§ **EXERCISE DETAILS**
Look through the data below. Pick out the lines holding the string "Glenn".

§ **WORKING DATA**
/---

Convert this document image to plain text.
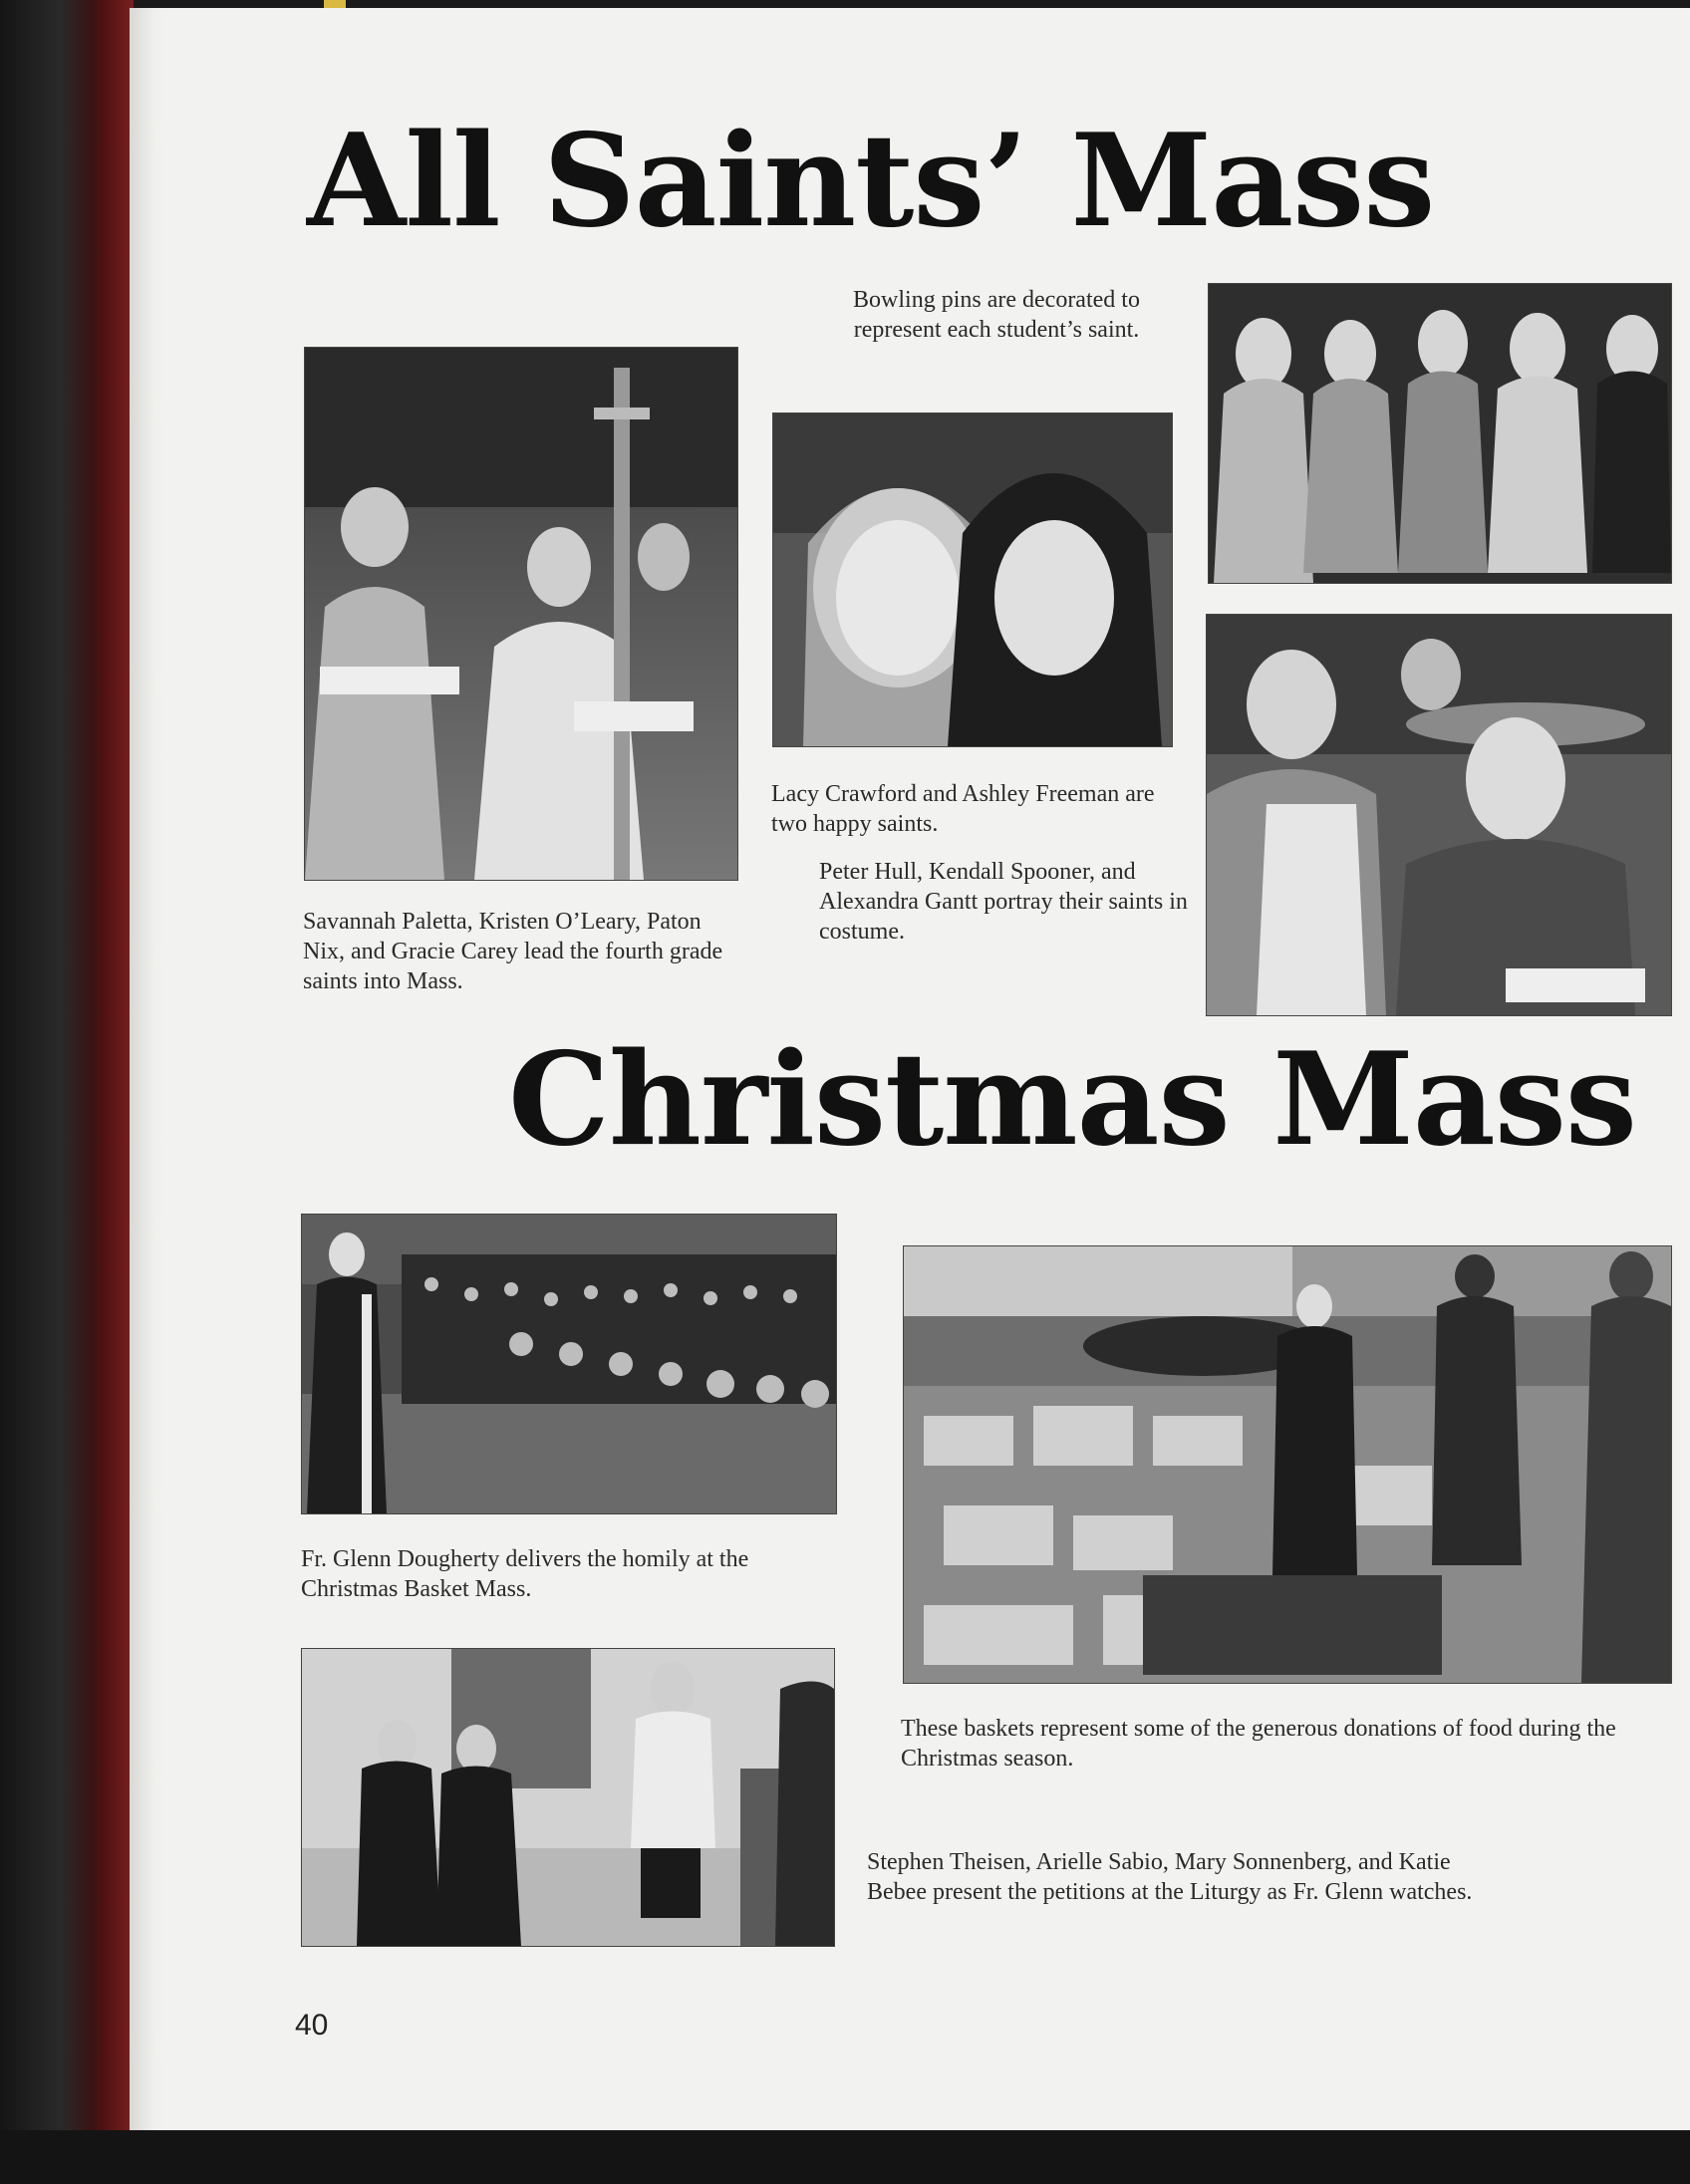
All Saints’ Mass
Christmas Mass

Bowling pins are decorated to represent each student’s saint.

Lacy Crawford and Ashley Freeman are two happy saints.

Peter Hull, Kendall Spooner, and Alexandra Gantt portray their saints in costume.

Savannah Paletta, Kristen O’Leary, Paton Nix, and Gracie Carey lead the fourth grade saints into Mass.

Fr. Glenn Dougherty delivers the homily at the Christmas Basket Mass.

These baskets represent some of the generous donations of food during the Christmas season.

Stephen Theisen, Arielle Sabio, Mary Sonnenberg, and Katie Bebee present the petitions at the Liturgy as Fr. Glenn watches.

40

\---

§ **WORKED ANSWER**
Fr. Glenn Dougherty delivers the homily at the Christmas Basket Mass.
Stephen Theisen, Arielle Sabio, Mary Sonnenberg, and Katie Bebee present the petitions at the Liturgy as Fr. Glenn watches.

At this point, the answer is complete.